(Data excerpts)
-- Start --

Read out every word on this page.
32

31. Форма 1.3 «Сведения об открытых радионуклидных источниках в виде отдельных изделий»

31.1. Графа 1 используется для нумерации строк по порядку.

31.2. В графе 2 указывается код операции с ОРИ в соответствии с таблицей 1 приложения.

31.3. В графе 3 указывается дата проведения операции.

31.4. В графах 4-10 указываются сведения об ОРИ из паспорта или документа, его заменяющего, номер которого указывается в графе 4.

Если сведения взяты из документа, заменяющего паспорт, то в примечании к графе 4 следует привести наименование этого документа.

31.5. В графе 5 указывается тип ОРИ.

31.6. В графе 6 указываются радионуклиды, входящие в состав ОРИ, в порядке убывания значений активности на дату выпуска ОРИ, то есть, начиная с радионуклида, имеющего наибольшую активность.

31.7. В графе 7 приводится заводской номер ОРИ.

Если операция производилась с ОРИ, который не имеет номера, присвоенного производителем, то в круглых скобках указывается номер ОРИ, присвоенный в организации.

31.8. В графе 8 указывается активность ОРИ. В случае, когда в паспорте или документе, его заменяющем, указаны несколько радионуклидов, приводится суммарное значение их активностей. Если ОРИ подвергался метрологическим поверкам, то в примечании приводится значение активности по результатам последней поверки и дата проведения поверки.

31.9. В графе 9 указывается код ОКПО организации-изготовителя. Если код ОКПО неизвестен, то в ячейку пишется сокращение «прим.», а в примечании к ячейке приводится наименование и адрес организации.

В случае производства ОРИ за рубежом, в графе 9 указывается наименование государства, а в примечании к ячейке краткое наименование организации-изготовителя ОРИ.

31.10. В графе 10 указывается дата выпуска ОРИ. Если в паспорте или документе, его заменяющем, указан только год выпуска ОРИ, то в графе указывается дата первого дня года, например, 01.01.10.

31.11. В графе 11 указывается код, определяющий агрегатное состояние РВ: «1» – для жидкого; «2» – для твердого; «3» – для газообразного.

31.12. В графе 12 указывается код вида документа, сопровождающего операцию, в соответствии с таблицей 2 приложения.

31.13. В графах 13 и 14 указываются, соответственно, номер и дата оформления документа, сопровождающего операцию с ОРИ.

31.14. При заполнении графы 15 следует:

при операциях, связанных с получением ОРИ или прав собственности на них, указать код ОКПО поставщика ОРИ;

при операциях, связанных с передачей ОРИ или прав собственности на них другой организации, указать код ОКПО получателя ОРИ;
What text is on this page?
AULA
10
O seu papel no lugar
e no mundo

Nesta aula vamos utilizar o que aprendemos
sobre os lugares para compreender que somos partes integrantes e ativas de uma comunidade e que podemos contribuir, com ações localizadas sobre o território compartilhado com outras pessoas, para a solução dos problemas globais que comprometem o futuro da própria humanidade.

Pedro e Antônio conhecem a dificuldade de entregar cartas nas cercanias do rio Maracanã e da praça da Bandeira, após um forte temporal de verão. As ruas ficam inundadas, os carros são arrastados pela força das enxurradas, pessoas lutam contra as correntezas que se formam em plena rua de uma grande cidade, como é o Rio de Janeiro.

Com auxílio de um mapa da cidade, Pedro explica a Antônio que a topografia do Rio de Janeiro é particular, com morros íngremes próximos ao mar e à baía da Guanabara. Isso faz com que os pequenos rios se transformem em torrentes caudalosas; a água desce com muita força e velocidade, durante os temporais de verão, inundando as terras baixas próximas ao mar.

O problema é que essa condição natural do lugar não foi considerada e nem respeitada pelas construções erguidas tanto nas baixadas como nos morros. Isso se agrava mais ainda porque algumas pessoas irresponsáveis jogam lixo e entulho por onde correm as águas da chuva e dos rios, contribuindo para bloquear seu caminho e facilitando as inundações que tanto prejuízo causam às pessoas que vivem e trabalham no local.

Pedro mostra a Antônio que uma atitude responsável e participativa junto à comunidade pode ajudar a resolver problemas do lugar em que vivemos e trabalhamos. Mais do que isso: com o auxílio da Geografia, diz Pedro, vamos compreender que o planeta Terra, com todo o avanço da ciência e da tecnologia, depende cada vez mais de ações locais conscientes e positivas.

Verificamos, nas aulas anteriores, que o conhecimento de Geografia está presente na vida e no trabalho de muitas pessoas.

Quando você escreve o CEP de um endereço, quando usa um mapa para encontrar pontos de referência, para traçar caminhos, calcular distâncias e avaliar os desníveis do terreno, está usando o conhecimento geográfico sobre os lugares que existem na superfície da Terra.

-- End --

Output the entries exactly.

→ **Result of the exercise**:
Read out every word on this page.
32

31. Форма 1.3 «Сведения об открытых радионуклидных источниках в виде отдельных изделий»

31.1. Графа 1 используется для нумерации строк по порядку.

31.2. В графе 2 указывается код операции с ОРИ в соответствии с таблицей 1 приложения.

31.3. В графе 3 указывается дата проведения операции.

31.4. В графах 4-10 указываются сведения об ОРИ из паспорта или документа, его заменяющего, номер которого указывается в графе 4.

Если сведения взяты из документа, заменяющего паспорт, то в примечании к графе 4 следует привести наименование этого документа.

31.5. В графе 5 указывается тип ОРИ.

31.6. В графе 6 указываются радионуклиды, входящие в состав ОРИ, в порядке убывания значений активности на дату выпуска ОРИ, то есть, начиная с радионуклида, имеющего наибольшую активность.

31.7. В графе 7 приводится заводской номер ОРИ.

Если операция производилась с ОРИ, который не имеет номера, присвоенного производителем, то в круглых скобках указывается номер ОРИ, присвоенный в организации.

31.8. В графе 8 указывается активность ОРИ. В случае, когда в паспорте или документе, его заменяющем, указаны несколько радионуклидов, приводится суммарное значение их активностей. Если ОРИ подвергался метрологическим поверкам, то в примечании приводится значение активности по результатам последней поверки и дата проведения поверки.

31.9. В графе 9 указывается код ОКПО организации-изготовителя. Если код ОКПО неизвестен, то в ячейку пишется сокращение «прим.», а в примечании к ячейке приводится наименование и адрес организации.

В случае производства ОРИ за рубежом, в графе 9 указывается наименование государства, а в примечании к ячейке краткое наименование организации-изготовителя ОРИ.

31.10. В графе 10 указывается дата выпуска ОРИ. Если в паспорте или документе, его заменяющем, указан только год выпуска ОРИ, то в графе указывается дата первого дня года, например, 01.01.10.

31.11. В графе 11 указывается код, определяющий агрегатное состояние РВ: «1» – для жидкого; «2» – для твердого; «3» – для газообразного.

31.12. В графе 12 указывается код вида документа, сопровождающего операцию, в соответствии с таблицей 2 приложения.

31.13. В графах 13 и 14 указываются, соответственно, номер и дата оформления документа, сопровождающего операцию с ОРИ.

31.14. При заполнении графы 15 следует:

при операциях, связанных с получением ОРИ или прав собственности на них, указать код ОКПО поставщика ОРИ;

при операциях, связанных с передачей ОРИ или прав собственности на них другой организации, указать код ОКПО получателя ОРИ;
What text is on this page?
AULA
10
O seu papel no lugar
e no mundo

Nesta aula vamos utilizar o que aprendemos
sobre os lugares para compreender que somos partes integrantes e ativas de uma comunidade e que podemos contribuir, com ações localizadas sobre o território compartilhado com outras pessoas, para a solução dos problemas globais que comprometem o futuro da própria humanidade.

Pedro e Antônio conhecem a dificuldade de entregar cartas nas cercanias do rio Maracanã e da praça da Bandeira, após um forte temporal de verão. As ruas ficam inundadas, os carros são arrastados pela força das enxurradas, pessoas lutam contra as correntezas que se formam em plena rua de uma grande cidade, como é o Rio de Janeiro.

Com auxílio de um mapa da cidade, Pedro explica a Antônio que a topografia do Rio de Janeiro é particular, com morros íngremes próximos ao mar e à baía da Guanabara. Isso faz com que os pequenos rios se transformem em torrentes caudalosas; a água desce com muita força e velocidade, durante os temporais de verão, inundando as terras baixas próximas ao mar.

O problema é que essa condição natural do lugar não foi considerada e nem respeitada pelas construções erguidas tanto nas baixadas como nos morros. Isso se agrava mais ainda porque algumas pessoas irresponsáveis jogam lixo e entulho por onde correm as águas da chuva e dos rios, contribuindo para bloquear seu caminho e facilitando as inundações que tanto prejuízo causam às pessoas que vivem e trabalham no local.

Pedro mostra a Antônio que uma atitude responsável e participativa junto à comunidade pode ajudar a resolver problemas do lugar em que vivemos e trabalhamos. Mais do que isso: com o auxílio da Geografia, diz Pedro, vamos compreender que o planeta Terra, com todo o avanço da ciência e da tecnologia, depende cada vez mais de ações locais conscientes e positivas.

Verificamos, nas aulas anteriores, que o conhecimento de Geografia está presente na vida e no trabalho de muitas pessoas.

Quando você escreve o CEP de um endereço, quando usa um mapa para encontrar pontos de referência, para traçar caminhos, calcular distâncias e avaliar os desníveis do terreno, está usando o conhecimento geográfico sobre os lugares que existem na superfície da Terra.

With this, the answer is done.